## WORK REQUIRED
Extract every line of the listing below, copying each one character for character. Omit the pictures from your output.

··· MATERIAL SUPPLIED

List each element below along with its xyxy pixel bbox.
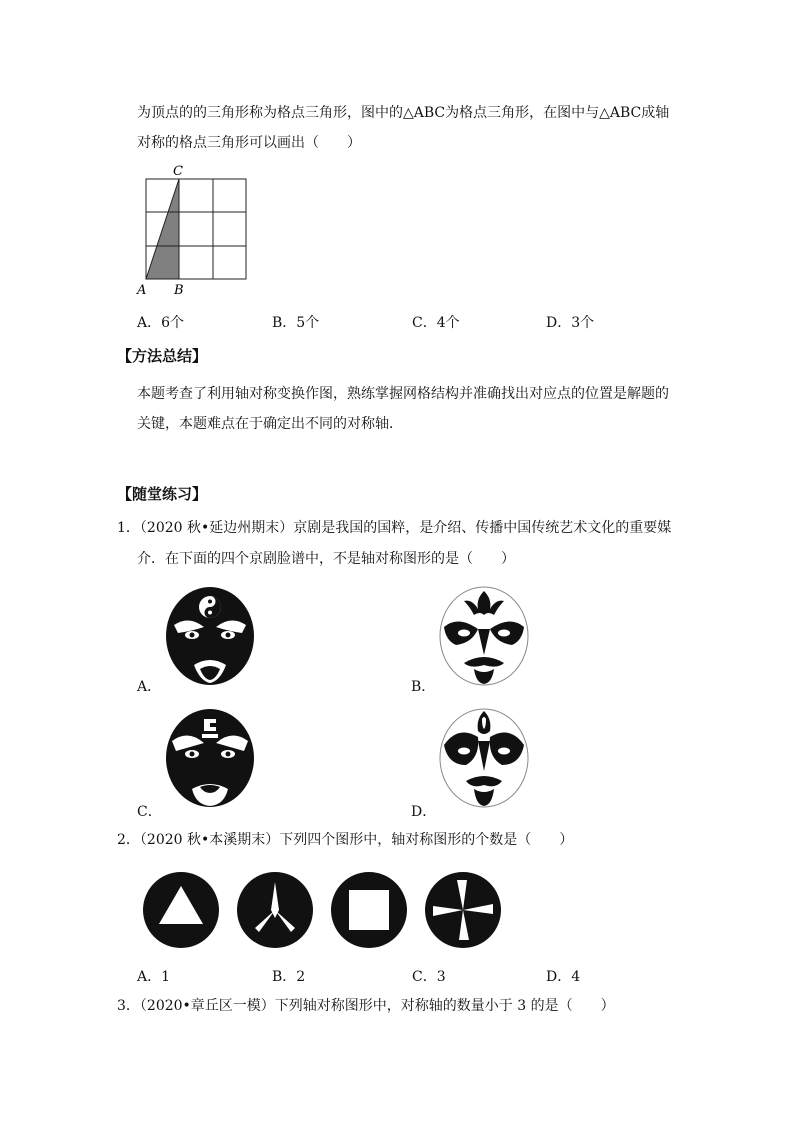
q2-figure-pinwheel [423,870,503,950]
q1-line-1: 1．（2020 秋•延边州期末）京剧是我国的国粹，是介绍、传播中国传统艺术文化的重要媒 [117,520,672,536]
method-summary-line-1: 本题考查了利用轴对称变换作图，熟练掌握网格结构并准确找出对应点的位置是解题的 [137,386,669,402]
method-summary-line-2: 关键，本题难点在于确定出不同的对称轴． [137,416,403,432]
opera-mask-b [438,585,530,687]
label-a: A [137,283,147,298]
q2-option-b: B．2 [272,969,306,985]
q1-option-a-label: A． [137,679,162,695]
label-c: C [173,164,183,179]
q2-option-a: A．1 [137,969,171,985]
option-d: D．3个 [546,315,595,331]
q2-option-d: D．4 [546,969,581,985]
q2-option-c: C．3 [412,969,446,985]
q1-option-b-label: B． [411,679,436,695]
q2-figure-three-blade [235,870,315,950]
q2-figure-square [329,870,409,950]
q1-line-2: 介．在下面的四个京剧脸谱中，不是轴对称图形的是（ ） [137,551,515,567]
q1-option-c-label: C． [137,804,162,820]
option-a: A．6个 [137,315,185,331]
opera-mask-d [438,707,530,809]
opera-mask-a [164,585,256,687]
problem-text-line-1: 为顶点的的三角形称为格点三角形，图中的△ABC为格点三角形，在图中与△ABC成轴 [137,105,670,121]
q2-line-1: 2．（2020 秋•本溪期末）下列四个图形中，轴对称图形的个数是（ ） [117,832,574,848]
problem-text-line-2: 对称的格点三角形可以画出（ ） [137,135,361,151]
grid-triangle-figure [130,160,260,300]
practice-title: 【随堂练习】 [117,485,208,503]
option-b: B．5个 [272,315,320,331]
opera-mask-c [164,707,256,809]
label-b: B [174,283,184,298]
method-summary-title: 【方法总结】 [117,347,208,365]
option-c: C．4个 [412,315,460,331]
q2-figure-triangle [141,870,221,950]
q1-option-d-label: D． [411,804,437,820]
q3-line-1: 3．（2020•章丘区一模）下列轴对称图形中，对称轴的数量小于 3 的是（ ） [117,998,615,1014]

······

## RESPONSE TO THE TASK
List each element below along with its xyxy pixel bbox.
q2-figure-pinwheel [423,870,503,950]
q1-line-1: 1．（2020 秋•延边州期末）京剧是我国的国粹，是介绍、传播中国传统艺术文化的重要媒 [117,520,672,536]
method-summary-line-1: 本题考查了利用轴对称变换作图，熟练掌握网格结构并准确找出对应点的位置是解题的 [137,386,669,402]
method-summary-line-2: 关键，本题难点在于确定出不同的对称轴． [137,416,403,432]
opera-mask-b [438,585,530,687]
label-a: A [137,283,147,298]
q2-option-b: B．2 [272,969,306,985]
q1-option-a-label: A． [137,679,162,695]
label-c: C [173,164,183,179]
q2-option-a: A．1 [137,969,171,985]
option-d: D．3个 [546,315,595,331]
q2-option-d: D．4 [546,969,581,985]
q2-option-c: C．3 [412,969,446,985]
q1-option-b-label: B． [411,679,436,695]
q2-figure-three-blade [235,870,315,950]
q2-figure-square [329,870,409,950]
q1-line-2: 介．在下面的四个京剧脸谱中，不是轴对称图形的是（ ） [137,551,515,567]
q1-option-c-label: C． [137,804,162,820]
option-a: A．6个 [137,315,185,331]
opera-mask-d [438,707,530,809]
opera-mask-a [164,585,256,687]
problem-text-line-1: 为顶点的的三角形称为格点三角形，图中的△ABC为格点三角形，在图中与△ABC成轴 [137,105,670,121]
q2-line-1: 2．（2020 秋•本溪期末）下列四个图形中，轴对称图形的个数是（ ） [117,832,574,848]
problem-text-line-2: 对称的格点三角形可以画出（ ） [137,135,361,151]
grid-triangle-figure [130,160,260,300]
practice-title: 【随堂练习】 [117,485,208,503]
option-b: B．5个 [272,315,320,331]
opera-mask-c [164,707,256,809]
label-b: B [174,283,184,298]
method-summary-title: 【方法总结】 [117,347,208,365]
option-c: C．4个 [412,315,460,331]
q2-figure-triangle [141,870,221,950]
q1-option-d-label: D． [411,804,437,820]
q3-line-1: 3．（2020•章丘区一模）下列轴对称图形中，对称轴的数量小于 3 的是（ ） [117,998,615,1014]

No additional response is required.